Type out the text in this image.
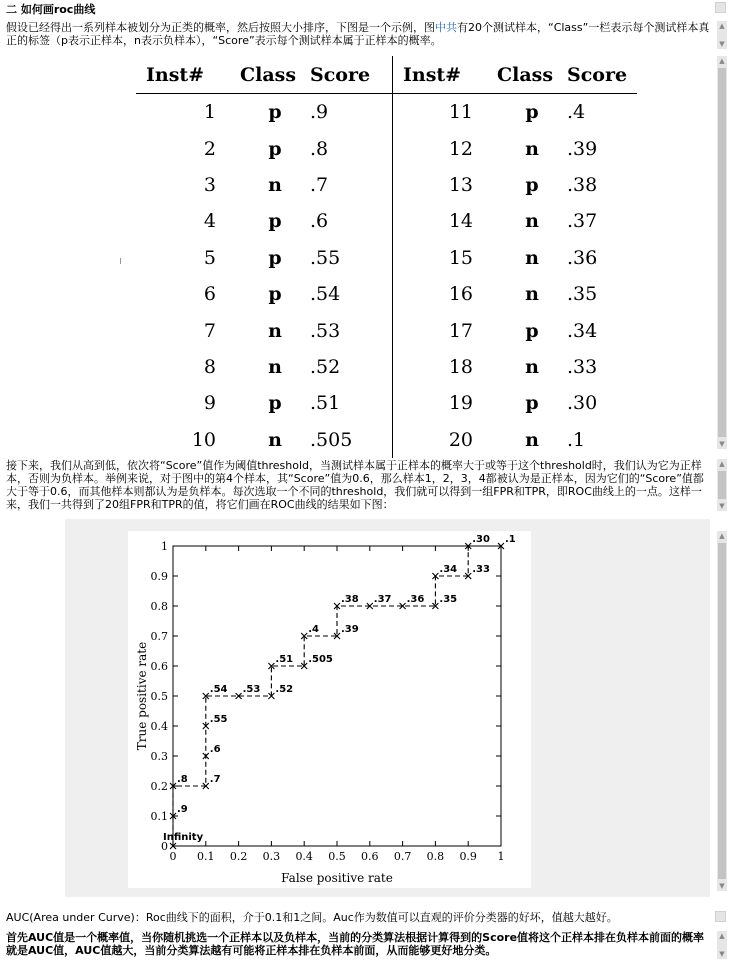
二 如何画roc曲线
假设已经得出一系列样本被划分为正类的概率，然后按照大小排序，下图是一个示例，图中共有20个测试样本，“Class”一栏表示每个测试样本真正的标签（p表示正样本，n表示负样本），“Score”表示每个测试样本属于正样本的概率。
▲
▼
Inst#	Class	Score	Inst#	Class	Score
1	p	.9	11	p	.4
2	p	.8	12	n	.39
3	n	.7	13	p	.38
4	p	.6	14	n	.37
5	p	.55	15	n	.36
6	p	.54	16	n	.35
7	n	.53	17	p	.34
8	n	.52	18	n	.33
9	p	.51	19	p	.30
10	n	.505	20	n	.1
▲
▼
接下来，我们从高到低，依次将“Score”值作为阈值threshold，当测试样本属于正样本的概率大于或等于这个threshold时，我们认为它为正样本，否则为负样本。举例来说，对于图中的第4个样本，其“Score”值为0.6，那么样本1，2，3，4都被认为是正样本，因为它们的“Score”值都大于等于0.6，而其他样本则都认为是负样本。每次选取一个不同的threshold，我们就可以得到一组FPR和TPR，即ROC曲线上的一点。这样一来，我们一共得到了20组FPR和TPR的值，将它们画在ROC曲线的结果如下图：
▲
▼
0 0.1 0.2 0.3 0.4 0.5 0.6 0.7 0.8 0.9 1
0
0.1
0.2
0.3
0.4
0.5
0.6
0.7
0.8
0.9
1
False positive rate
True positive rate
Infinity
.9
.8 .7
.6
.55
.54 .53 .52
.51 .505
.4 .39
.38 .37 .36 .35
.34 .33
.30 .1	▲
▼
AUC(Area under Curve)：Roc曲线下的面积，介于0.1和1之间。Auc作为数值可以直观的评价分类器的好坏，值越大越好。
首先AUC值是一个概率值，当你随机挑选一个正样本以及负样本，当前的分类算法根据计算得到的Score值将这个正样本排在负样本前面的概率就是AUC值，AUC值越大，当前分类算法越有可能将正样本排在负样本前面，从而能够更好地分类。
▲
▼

* * *

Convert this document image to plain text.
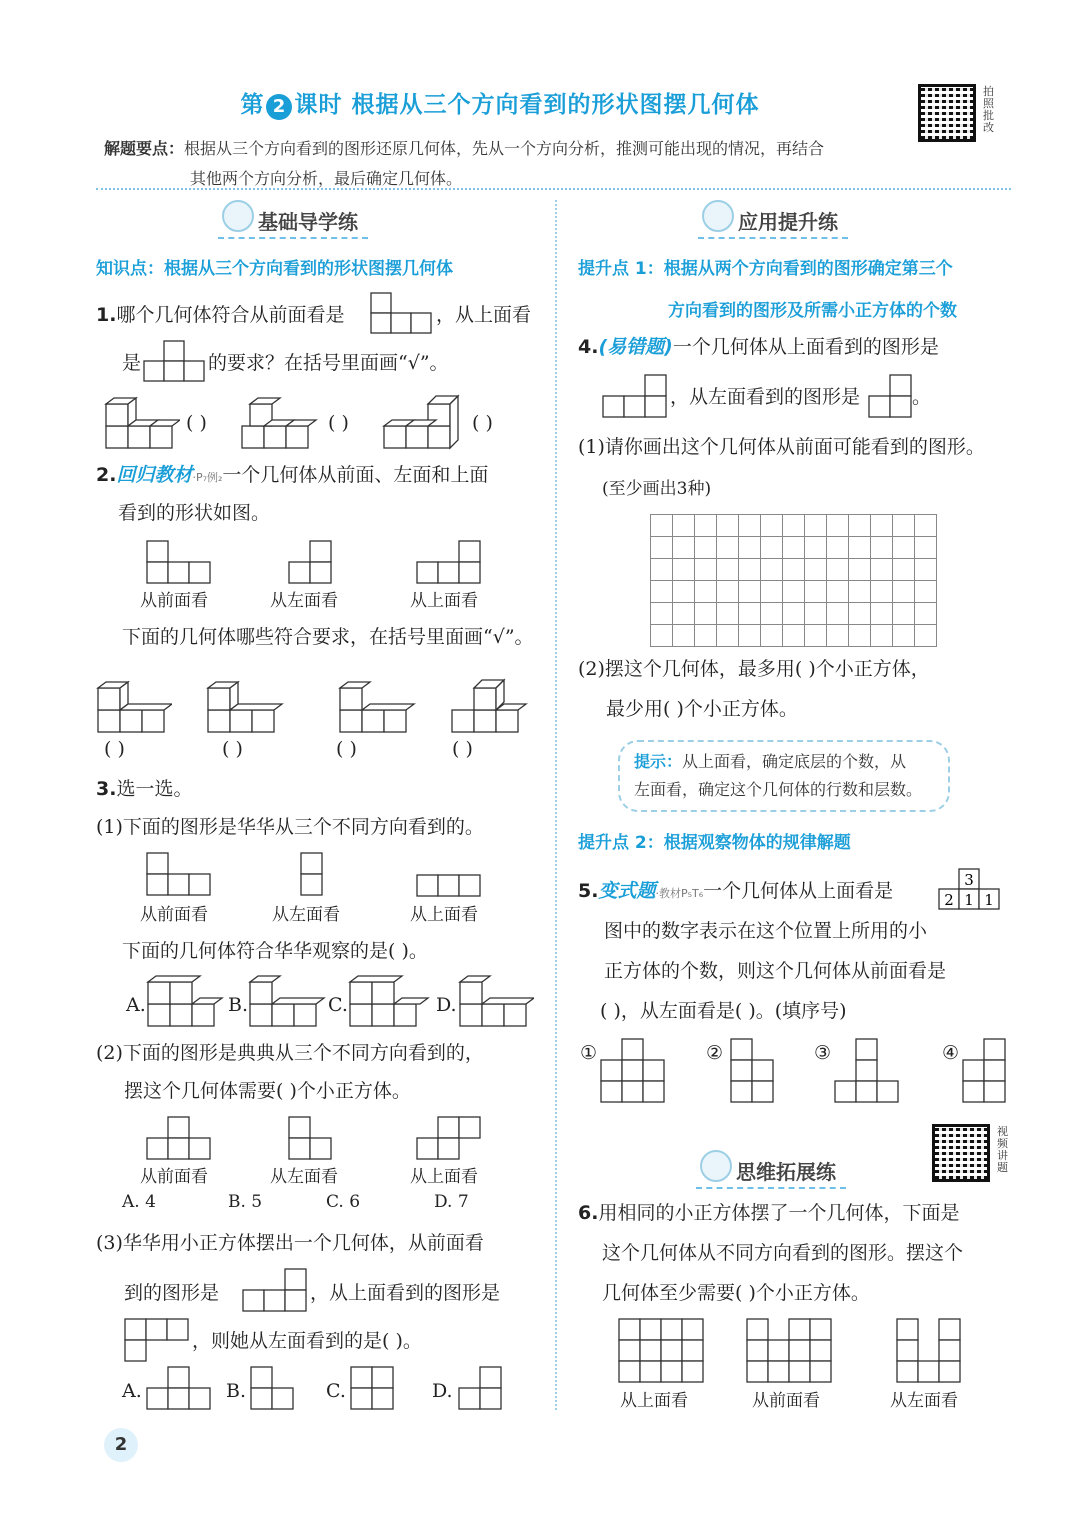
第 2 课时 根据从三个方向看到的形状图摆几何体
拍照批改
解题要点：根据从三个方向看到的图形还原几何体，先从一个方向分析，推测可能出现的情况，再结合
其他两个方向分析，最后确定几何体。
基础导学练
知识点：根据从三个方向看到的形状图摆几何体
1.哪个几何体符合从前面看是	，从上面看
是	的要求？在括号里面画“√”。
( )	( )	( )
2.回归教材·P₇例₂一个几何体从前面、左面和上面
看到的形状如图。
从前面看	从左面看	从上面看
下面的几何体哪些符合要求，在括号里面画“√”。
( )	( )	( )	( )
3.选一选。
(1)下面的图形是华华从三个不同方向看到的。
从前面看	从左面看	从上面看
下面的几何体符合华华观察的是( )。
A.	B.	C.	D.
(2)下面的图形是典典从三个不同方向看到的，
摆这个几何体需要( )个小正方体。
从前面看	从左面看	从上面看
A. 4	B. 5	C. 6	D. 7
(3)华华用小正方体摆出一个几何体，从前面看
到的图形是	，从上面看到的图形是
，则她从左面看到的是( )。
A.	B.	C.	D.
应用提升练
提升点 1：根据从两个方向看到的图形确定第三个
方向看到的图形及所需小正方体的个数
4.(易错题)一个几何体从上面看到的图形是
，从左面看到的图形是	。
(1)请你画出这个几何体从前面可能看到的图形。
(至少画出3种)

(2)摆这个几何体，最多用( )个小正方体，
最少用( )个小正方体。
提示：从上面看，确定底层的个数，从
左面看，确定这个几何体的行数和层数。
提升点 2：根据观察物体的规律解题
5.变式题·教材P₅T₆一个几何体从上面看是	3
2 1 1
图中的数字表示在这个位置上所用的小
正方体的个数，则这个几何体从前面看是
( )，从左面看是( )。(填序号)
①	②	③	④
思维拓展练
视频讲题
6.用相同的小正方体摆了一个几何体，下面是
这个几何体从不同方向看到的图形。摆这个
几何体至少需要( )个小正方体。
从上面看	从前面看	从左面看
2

_DIRECTIONS FOR THIS TASK_:
Look through the lines above and collect those with the word "positive".

_REPLY TO THE TASK_:
False positive rate
True positive rate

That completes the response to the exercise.